━━━━━ Data for the task

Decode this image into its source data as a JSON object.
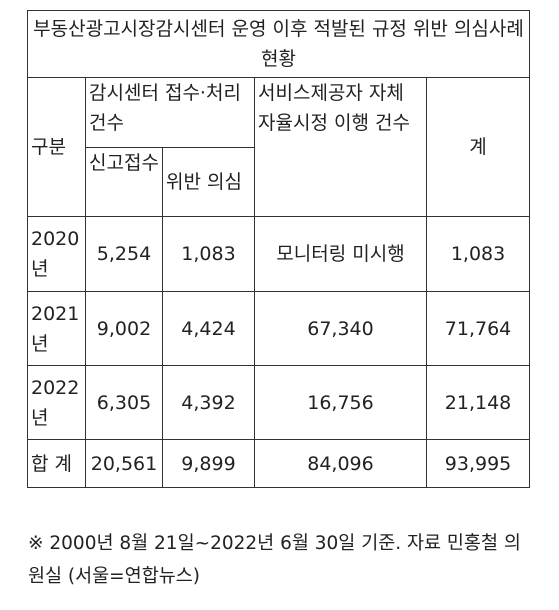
{
  "table": {
    "title": "부동산광고시장감시센터 운영 이후 적발된 규정 위반 의심사례 현황",
    "headers": {
      "category": "구분",
      "center_group": "감시센터 접수·처리 건수",
      "report_received": "신고접수",
      "violation_suspected": "위반 의심",
      "provider": "서비스제공자 자체\n자율시정 이행 건수",
      "total": "계"
    },
    "rows": [
      {
        "year": "2020년",
        "report": "5,254",
        "suspected": "1,083",
        "provider": "모니터링 미시행",
        "total": "1,083"
      },
      {
        "year": "2021년",
        "report": "9,002",
        "suspected": "4,424",
        "provider": "67,340",
        "total": "71,764"
      },
      {
        "year": "2022년",
        "report": "6,305",
        "suspected": "4,392",
        "provider": "16,756",
        "total": "21,148"
      },
      {
        "year": "합 계",
        "report": "20,561",
        "suspected": "9,899",
        "provider": "84,096",
        "total": "93,995"
      }
    ]
  },
  "note": "※ 2000년 8월 21일~2022년 6월 30일 기준. 자료 민홍철 의원실 (서울=연합뉴스)"
}
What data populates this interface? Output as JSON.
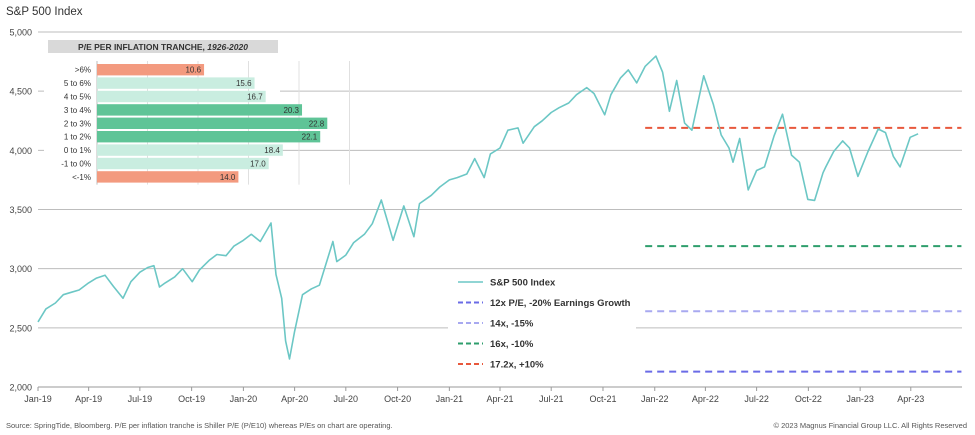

━━━━━━━━━━

Check each line of the listing above for the string "provider", then report only how many lines have it.

5